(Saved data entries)
************

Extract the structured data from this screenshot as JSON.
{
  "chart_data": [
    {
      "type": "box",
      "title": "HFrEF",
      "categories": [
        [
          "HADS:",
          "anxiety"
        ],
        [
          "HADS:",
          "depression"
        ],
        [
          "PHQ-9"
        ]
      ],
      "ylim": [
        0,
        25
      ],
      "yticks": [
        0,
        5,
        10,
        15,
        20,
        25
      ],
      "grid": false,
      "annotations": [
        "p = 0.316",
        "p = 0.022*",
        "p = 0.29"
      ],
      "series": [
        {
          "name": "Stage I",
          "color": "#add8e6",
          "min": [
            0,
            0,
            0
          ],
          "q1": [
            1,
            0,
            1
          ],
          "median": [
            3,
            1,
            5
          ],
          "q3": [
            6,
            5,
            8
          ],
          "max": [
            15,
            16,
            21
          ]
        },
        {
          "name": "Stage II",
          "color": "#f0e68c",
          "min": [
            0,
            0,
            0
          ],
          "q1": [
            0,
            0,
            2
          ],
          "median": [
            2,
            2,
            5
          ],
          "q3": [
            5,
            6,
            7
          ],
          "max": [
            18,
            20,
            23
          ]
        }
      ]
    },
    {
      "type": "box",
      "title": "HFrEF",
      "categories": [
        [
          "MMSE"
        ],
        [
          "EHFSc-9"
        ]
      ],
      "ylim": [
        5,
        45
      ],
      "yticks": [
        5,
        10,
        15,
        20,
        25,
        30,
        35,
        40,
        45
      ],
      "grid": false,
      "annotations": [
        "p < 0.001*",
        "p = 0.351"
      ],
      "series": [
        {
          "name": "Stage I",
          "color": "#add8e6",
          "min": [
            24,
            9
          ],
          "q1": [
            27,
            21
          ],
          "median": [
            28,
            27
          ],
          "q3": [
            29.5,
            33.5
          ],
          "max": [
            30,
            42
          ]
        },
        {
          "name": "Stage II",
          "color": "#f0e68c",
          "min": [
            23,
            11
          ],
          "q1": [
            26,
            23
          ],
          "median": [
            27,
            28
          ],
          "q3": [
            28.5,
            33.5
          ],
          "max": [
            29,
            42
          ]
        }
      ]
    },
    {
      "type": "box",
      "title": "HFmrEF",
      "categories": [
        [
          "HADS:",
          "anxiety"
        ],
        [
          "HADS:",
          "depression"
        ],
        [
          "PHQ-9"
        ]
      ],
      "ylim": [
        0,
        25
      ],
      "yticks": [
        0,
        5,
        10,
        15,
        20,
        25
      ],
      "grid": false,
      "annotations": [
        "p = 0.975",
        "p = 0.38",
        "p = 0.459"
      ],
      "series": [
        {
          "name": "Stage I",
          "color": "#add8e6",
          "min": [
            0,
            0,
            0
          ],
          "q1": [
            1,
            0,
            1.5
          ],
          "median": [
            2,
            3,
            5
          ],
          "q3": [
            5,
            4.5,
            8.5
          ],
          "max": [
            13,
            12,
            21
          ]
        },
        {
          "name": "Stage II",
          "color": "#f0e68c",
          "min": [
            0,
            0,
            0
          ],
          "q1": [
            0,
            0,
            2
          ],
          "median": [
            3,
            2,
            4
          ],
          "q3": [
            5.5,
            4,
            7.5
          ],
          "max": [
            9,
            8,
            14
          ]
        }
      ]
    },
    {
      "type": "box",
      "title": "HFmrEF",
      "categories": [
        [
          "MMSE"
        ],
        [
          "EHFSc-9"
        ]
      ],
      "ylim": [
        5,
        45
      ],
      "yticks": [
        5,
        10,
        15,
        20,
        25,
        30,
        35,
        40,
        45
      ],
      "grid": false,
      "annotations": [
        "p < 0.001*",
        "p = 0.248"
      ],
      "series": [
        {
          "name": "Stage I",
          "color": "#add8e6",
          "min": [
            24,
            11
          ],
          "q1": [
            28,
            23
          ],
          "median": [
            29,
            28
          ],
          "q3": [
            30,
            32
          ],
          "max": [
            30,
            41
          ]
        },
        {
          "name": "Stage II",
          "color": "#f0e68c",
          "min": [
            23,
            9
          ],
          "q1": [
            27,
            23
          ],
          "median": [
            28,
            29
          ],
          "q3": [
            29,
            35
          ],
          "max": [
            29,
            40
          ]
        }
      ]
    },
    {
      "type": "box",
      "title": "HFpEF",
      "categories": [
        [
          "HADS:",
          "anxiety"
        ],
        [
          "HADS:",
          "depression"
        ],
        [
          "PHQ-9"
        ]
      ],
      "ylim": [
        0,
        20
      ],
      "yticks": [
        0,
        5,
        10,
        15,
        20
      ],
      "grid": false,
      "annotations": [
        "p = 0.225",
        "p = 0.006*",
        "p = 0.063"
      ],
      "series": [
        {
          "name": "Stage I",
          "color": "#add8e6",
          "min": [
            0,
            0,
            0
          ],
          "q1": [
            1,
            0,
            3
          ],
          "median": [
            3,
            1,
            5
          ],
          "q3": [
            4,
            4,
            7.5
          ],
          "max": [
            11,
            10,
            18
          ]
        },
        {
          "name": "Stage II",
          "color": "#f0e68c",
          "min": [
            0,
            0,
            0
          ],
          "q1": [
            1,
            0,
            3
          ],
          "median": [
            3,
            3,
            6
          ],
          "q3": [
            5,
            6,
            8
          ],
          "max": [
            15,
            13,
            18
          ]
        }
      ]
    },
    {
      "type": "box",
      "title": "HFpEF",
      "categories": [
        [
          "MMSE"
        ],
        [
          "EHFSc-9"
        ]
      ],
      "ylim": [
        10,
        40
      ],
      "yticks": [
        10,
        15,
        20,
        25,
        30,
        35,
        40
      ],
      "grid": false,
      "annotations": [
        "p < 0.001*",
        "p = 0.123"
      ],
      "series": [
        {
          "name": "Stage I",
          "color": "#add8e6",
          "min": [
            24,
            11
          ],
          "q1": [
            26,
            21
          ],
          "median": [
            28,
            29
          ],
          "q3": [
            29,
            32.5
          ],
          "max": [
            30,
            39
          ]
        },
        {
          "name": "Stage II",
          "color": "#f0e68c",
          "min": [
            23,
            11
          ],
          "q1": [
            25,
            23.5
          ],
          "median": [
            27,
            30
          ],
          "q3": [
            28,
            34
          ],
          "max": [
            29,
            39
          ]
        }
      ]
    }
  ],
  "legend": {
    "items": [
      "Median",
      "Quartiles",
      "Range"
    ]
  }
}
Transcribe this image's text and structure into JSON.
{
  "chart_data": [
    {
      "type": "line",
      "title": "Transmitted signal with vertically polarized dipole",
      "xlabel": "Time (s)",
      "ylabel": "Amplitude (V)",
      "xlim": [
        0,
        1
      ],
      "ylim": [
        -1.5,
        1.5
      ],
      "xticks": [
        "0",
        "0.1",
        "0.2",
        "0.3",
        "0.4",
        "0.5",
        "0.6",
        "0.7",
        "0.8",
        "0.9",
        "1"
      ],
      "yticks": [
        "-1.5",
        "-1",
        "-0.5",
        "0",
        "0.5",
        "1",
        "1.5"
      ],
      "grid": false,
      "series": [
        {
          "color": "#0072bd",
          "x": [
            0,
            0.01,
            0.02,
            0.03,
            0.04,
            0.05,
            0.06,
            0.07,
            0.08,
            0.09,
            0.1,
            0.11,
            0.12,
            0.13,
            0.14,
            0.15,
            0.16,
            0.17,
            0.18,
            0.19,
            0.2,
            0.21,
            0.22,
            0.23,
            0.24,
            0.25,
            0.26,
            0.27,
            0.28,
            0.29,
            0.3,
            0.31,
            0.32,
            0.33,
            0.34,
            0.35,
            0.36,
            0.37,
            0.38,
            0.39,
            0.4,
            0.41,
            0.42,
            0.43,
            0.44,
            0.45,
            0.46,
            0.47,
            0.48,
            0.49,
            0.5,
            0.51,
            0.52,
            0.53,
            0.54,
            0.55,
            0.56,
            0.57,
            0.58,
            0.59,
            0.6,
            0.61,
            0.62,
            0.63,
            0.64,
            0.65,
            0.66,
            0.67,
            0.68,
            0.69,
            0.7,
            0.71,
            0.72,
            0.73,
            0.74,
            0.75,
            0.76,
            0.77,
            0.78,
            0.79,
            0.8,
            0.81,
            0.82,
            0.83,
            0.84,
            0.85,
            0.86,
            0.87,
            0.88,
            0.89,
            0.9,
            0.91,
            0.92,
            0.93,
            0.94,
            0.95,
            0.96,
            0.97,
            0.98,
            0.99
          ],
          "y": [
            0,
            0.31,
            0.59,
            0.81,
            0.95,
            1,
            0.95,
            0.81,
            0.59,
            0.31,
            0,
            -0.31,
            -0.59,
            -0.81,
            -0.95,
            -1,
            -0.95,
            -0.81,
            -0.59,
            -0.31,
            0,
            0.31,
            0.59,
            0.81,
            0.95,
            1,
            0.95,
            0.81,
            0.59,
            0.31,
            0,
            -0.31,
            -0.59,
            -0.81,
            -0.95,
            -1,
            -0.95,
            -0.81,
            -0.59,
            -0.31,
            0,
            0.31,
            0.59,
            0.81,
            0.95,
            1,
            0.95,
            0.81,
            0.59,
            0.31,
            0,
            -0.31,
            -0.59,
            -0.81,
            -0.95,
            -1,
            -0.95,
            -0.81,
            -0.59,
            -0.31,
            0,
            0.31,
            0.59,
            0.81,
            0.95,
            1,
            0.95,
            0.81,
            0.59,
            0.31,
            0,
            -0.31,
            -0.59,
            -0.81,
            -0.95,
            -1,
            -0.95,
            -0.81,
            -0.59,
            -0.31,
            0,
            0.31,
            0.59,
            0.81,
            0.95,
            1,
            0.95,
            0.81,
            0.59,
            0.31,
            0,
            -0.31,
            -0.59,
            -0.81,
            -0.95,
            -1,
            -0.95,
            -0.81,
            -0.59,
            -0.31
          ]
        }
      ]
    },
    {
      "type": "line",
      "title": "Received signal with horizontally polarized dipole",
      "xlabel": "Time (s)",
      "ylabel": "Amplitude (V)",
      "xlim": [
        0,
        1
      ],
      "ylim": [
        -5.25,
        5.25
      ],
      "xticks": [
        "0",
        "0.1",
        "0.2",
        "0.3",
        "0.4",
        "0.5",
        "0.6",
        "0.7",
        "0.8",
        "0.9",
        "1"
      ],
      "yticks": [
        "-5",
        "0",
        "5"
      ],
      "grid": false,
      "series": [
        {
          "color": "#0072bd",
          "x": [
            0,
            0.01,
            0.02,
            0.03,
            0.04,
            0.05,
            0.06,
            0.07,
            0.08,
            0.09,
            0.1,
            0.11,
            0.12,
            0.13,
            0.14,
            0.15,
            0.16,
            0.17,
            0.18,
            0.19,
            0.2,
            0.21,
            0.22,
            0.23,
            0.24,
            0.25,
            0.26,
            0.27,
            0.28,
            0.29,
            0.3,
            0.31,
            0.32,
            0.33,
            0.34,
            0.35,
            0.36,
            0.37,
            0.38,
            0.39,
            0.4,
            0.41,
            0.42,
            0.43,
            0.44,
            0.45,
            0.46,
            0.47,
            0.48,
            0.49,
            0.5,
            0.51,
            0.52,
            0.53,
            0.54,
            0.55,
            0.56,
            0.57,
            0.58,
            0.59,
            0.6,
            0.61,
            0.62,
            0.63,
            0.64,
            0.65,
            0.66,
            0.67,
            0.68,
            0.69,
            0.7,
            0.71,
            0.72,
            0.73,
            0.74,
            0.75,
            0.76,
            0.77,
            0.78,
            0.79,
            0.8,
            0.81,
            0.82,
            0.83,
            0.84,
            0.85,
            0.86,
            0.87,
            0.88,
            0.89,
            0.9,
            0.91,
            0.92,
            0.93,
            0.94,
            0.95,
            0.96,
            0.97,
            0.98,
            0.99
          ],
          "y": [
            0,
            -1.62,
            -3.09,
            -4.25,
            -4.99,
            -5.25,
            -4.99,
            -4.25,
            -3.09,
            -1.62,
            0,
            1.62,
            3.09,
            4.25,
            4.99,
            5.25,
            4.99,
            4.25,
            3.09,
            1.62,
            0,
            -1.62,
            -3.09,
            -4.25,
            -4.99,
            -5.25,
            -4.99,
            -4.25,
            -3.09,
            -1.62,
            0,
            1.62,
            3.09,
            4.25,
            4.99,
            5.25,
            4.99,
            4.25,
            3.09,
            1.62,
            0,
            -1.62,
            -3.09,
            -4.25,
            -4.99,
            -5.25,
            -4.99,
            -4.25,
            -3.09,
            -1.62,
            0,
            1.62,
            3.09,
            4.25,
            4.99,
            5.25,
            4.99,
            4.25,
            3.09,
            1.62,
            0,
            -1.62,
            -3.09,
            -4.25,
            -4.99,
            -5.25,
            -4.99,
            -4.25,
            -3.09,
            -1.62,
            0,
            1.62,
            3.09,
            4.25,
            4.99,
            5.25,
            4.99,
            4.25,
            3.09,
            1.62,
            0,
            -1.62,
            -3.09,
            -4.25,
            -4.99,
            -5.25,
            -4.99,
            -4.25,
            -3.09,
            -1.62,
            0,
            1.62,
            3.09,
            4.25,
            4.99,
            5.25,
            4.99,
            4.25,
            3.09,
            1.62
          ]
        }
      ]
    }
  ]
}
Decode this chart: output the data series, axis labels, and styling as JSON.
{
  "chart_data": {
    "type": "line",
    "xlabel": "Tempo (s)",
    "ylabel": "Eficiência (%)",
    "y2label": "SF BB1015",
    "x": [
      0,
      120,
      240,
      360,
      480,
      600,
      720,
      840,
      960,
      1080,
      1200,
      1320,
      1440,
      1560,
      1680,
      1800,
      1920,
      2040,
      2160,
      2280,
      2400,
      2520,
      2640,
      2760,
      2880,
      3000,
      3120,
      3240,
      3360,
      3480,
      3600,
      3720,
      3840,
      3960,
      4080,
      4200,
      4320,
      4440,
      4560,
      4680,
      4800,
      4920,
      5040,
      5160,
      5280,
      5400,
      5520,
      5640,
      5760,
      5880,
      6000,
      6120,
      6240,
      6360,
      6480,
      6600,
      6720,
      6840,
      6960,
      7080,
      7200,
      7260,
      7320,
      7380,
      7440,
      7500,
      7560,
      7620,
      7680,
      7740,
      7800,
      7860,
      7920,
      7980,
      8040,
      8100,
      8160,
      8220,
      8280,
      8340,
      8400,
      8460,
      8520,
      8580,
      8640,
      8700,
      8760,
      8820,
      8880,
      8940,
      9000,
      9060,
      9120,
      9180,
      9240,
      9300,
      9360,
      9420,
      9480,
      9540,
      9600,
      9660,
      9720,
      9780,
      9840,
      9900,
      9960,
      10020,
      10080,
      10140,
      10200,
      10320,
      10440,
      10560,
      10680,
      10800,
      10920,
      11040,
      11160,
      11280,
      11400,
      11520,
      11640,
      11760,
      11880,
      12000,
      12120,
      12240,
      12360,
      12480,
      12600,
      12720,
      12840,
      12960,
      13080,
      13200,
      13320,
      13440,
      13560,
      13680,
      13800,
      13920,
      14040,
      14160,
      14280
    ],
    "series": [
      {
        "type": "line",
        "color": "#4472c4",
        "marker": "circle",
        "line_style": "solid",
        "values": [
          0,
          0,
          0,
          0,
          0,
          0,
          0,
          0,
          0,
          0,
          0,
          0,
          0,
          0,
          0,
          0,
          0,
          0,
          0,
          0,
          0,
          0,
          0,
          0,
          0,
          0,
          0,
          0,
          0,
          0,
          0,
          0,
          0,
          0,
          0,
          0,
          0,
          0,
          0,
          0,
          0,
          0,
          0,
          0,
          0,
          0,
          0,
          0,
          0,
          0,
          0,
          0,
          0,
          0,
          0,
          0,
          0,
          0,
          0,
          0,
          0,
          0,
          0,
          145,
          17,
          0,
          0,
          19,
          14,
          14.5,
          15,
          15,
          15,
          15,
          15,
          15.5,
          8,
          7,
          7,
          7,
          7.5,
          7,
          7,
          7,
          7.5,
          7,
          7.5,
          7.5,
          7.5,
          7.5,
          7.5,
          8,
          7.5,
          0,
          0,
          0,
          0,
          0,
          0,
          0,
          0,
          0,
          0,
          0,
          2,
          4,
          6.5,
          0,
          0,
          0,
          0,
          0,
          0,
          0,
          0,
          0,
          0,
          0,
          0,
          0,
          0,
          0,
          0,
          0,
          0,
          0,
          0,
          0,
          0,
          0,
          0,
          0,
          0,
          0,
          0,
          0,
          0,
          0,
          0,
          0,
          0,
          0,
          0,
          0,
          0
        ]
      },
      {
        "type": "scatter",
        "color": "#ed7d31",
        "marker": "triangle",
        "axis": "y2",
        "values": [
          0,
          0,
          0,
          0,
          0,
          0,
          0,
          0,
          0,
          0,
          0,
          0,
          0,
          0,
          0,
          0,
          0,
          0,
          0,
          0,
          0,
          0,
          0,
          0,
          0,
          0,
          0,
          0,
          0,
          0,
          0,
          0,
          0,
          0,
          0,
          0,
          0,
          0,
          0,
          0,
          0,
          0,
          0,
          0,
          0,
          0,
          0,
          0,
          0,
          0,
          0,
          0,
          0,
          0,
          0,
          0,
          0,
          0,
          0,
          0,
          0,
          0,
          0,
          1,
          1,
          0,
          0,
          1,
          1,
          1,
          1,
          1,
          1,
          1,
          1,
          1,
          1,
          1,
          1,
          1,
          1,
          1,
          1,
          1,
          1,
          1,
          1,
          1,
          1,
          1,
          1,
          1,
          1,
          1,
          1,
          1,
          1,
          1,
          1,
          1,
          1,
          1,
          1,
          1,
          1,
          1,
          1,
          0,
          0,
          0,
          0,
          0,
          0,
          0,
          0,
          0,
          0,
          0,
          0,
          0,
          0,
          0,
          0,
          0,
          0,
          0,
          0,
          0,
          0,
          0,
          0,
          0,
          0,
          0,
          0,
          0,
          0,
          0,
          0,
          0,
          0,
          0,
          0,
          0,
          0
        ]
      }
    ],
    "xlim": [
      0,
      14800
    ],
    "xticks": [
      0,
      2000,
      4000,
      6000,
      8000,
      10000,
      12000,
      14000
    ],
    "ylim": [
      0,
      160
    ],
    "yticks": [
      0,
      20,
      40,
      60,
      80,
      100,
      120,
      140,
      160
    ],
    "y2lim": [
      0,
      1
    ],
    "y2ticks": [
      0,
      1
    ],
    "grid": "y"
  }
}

************

DIRECTIONS >>
In the records, locate each line holding the string "signal" and copy it.

FULL OUTPUT >>
      "title": "Transmitted signal with vertically polarized dipole",
      "title": "Received signal with horizontally polarized dipole",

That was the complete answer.